TASK DIRECTIONS:
Repeat each record below exactly, dropping the pictures.

# # # # # # #

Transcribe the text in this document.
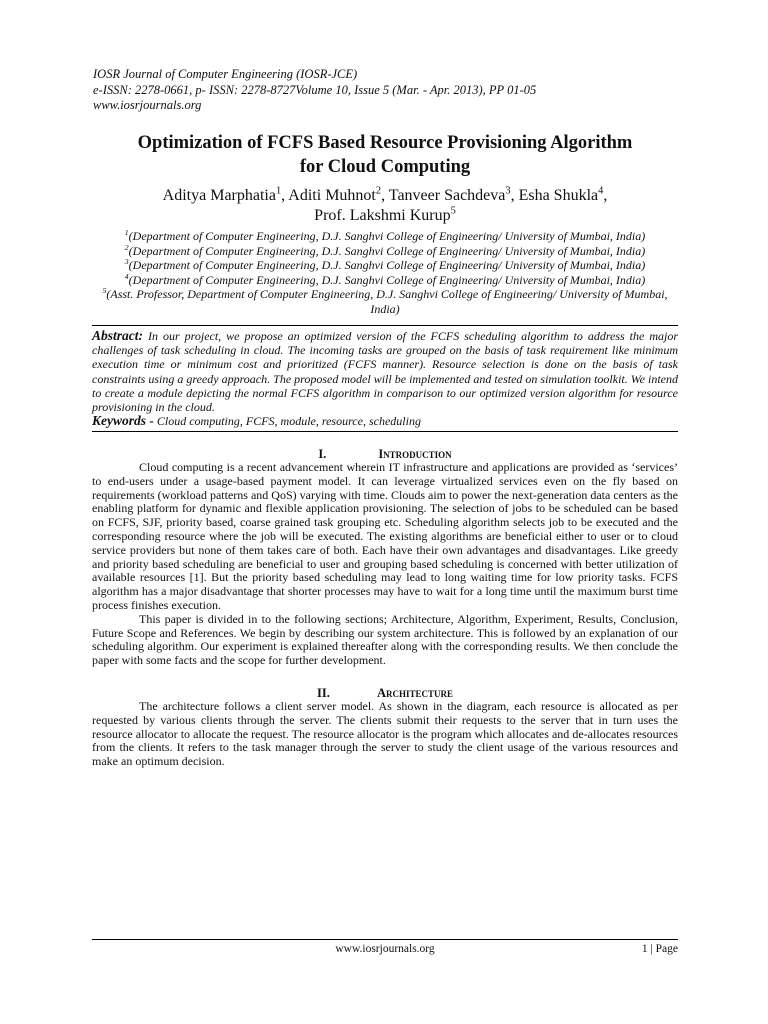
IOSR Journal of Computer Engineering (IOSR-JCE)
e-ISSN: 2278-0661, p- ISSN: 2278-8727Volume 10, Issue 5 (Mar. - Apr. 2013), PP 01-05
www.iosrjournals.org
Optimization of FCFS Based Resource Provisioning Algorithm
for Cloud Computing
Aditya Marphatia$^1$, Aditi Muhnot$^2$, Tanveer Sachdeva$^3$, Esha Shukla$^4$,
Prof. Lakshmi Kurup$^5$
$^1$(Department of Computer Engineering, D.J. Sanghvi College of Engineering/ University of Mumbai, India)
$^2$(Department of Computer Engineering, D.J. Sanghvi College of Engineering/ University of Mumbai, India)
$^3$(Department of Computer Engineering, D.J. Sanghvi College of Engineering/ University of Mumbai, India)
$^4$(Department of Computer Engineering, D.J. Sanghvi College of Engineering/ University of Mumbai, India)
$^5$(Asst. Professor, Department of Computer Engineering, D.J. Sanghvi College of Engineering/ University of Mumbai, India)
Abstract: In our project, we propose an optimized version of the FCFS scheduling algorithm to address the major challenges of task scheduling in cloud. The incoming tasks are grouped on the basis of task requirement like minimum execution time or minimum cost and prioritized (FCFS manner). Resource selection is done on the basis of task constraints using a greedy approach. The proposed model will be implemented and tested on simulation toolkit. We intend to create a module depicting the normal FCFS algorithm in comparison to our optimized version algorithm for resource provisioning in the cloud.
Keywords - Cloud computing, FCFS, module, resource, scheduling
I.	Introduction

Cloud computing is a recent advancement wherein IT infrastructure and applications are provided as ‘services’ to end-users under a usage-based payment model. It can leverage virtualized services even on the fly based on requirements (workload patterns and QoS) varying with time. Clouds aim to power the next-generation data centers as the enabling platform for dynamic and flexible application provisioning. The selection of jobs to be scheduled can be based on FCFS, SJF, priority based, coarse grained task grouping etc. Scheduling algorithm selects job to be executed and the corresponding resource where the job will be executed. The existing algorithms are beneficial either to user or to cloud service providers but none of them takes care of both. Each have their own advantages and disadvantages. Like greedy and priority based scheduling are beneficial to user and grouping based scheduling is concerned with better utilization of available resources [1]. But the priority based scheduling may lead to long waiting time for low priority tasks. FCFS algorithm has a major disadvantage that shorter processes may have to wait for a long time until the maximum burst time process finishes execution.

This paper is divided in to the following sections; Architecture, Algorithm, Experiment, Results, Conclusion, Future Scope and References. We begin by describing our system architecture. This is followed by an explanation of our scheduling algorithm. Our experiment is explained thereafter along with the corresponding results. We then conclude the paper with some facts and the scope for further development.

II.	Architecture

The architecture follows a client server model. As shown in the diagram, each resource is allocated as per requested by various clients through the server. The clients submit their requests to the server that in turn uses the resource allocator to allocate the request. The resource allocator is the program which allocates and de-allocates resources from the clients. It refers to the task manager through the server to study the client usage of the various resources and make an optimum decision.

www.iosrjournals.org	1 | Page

# # # # # # #

REPLY TO THE TASK:
Transcribe the text in this document.
IOSR Journal of Computer Engineering (IOSR-JCE)
e-ISSN: 2278-0661, p- ISSN: 2278-8727Volume 10, Issue 5 (Mar. - Apr. 2013), PP 01-05
www.iosrjournals.org
Optimization of FCFS Based Resource Provisioning Algorithm
for Cloud Computing
Aditya Marphatia$^1$, Aditi Muhnot$^2$, Tanveer Sachdeva$^3$, Esha Shukla$^4$,
Prof. Lakshmi Kurup$^5$
$^1$(Department of Computer Engineering, D.J. Sanghvi College of Engineering/ University of Mumbai, India)
$^2$(Department of Computer Engineering, D.J. Sanghvi College of Engineering/ University of Mumbai, India)
$^3$(Department of Computer Engineering, D.J. Sanghvi College of Engineering/ University of Mumbai, India)
$^4$(Department of Computer Engineering, D.J. Sanghvi College of Engineering/ University of Mumbai, India)
$^5$(Asst. Professor, Department of Computer Engineering, D.J. Sanghvi College of Engineering/ University of Mumbai, India)
Abstract: In our project, we propose an optimized version of the FCFS scheduling algorithm to address the major challenges of task scheduling in cloud. The incoming tasks are grouped on the basis of task requirement like minimum execution time or minimum cost and prioritized (FCFS manner). Resource selection is done on the basis of task constraints using a greedy approach. The proposed model will be implemented and tested on simulation toolkit. We intend to create a module depicting the normal FCFS algorithm in comparison to our optimized version algorithm for resource provisioning in the cloud.
Keywords - Cloud computing, FCFS, module, resource, scheduling
I.	Introduction

Cloud computing is a recent advancement wherein IT infrastructure and applications are provided as ‘services’ to end-users under a usage-based payment model. It can leverage virtualized services even on the fly based on requirements (workload patterns and QoS) varying with time. Clouds aim to power the next-generation data centers as the enabling platform for dynamic and flexible application provisioning. The selection of jobs to be scheduled can be based on FCFS, SJF, priority based, coarse grained task grouping etc. Scheduling algorithm selects job to be executed and the corresponding resource where the job will be executed. The existing algorithms are beneficial either to user or to cloud service providers but none of them takes care of both. Each have their own advantages and disadvantages. Like greedy and priority based scheduling are beneficial to user and grouping based scheduling is concerned with better utilization of available resources [1]. But the priority based scheduling may lead to long waiting time for low priority tasks. FCFS algorithm has a major disadvantage that shorter processes may have to wait for a long time until the maximum burst time process finishes execution.

This paper is divided in to the following sections; Architecture, Algorithm, Experiment, Results, Conclusion, Future Scope and References. We begin by describing our system architecture. This is followed by an explanation of our scheduling algorithm. Our experiment is explained thereafter along with the corresponding results. We then conclude the paper with some facts and the scope for further development.

II.	Architecture

The architecture follows a client server model. As shown in the diagram, each resource is allocated as per requested by various clients through the server. The clients submit their requests to the server that in turn uses the resource allocator to allocate the request. The resource allocator is the program which allocates and de-allocates resources from the clients. It refers to the task manager through the server to study the client usage of the various resources and make an optimum decision.

www.iosrjournals.org	1 | Page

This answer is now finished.